» TASK DESCRIPTION:
List every line in this data where the string "true" occurs.

[Collected data entries]

-=-=-

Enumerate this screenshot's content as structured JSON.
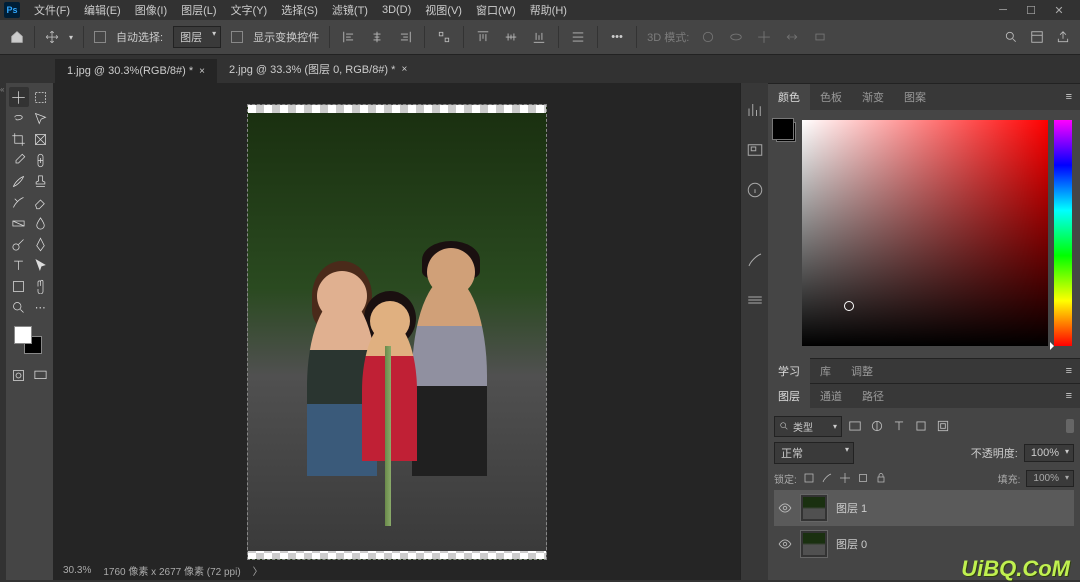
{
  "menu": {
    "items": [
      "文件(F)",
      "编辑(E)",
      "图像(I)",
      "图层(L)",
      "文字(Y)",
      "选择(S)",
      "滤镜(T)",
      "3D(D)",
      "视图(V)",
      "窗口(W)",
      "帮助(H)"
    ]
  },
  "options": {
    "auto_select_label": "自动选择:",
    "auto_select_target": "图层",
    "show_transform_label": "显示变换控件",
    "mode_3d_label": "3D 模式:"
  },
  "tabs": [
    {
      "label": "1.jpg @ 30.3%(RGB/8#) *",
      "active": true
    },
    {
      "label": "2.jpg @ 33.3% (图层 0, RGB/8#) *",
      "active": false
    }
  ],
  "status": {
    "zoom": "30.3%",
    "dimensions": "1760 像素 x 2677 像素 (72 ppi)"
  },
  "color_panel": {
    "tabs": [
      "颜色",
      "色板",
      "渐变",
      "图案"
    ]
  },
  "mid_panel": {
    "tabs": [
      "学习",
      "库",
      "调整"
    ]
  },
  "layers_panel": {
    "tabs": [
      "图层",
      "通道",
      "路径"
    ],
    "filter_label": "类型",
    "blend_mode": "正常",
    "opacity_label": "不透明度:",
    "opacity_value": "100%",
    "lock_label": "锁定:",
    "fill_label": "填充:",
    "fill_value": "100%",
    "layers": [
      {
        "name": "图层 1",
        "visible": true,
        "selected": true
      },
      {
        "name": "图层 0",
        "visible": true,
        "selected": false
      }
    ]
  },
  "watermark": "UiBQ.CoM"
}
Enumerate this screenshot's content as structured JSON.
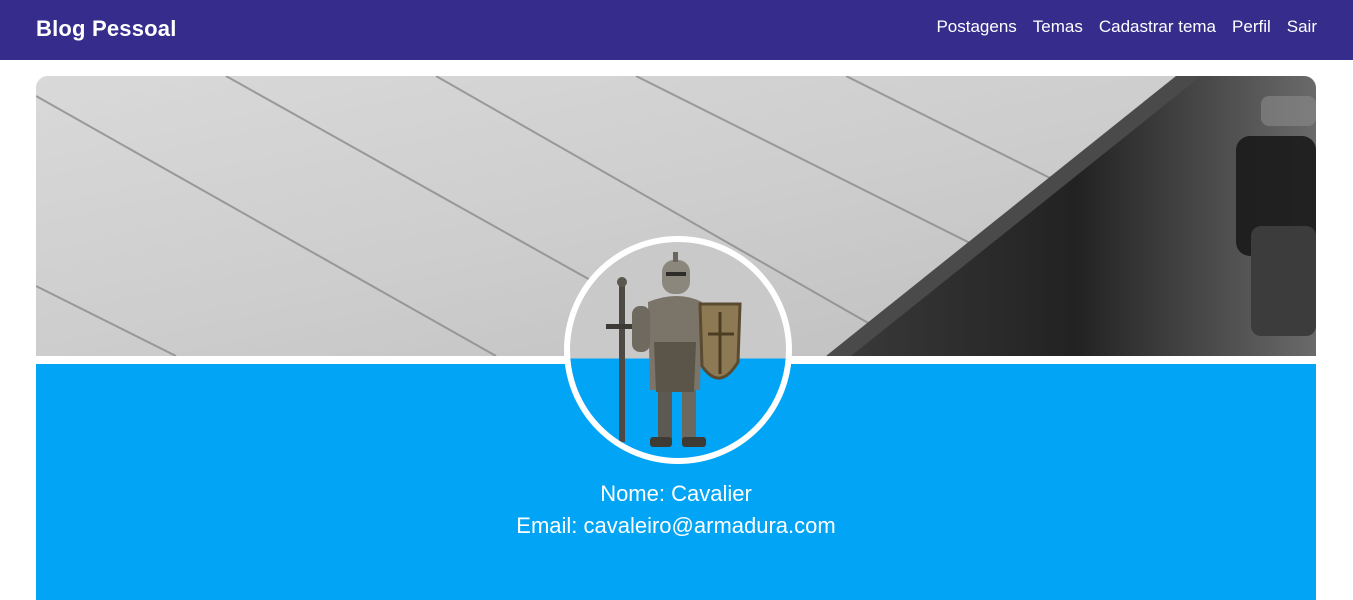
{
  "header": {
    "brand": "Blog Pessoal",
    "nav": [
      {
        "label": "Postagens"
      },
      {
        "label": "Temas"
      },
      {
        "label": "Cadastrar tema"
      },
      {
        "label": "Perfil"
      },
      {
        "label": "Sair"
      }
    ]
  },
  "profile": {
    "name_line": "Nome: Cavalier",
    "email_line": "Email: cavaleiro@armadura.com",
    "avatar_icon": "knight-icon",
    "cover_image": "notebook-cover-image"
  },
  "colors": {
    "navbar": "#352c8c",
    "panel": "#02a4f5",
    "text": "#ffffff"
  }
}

-=-=-

» CORRECT RESULT:
      "active": true
        "visible": true,
        "selected": true
        "visible": true,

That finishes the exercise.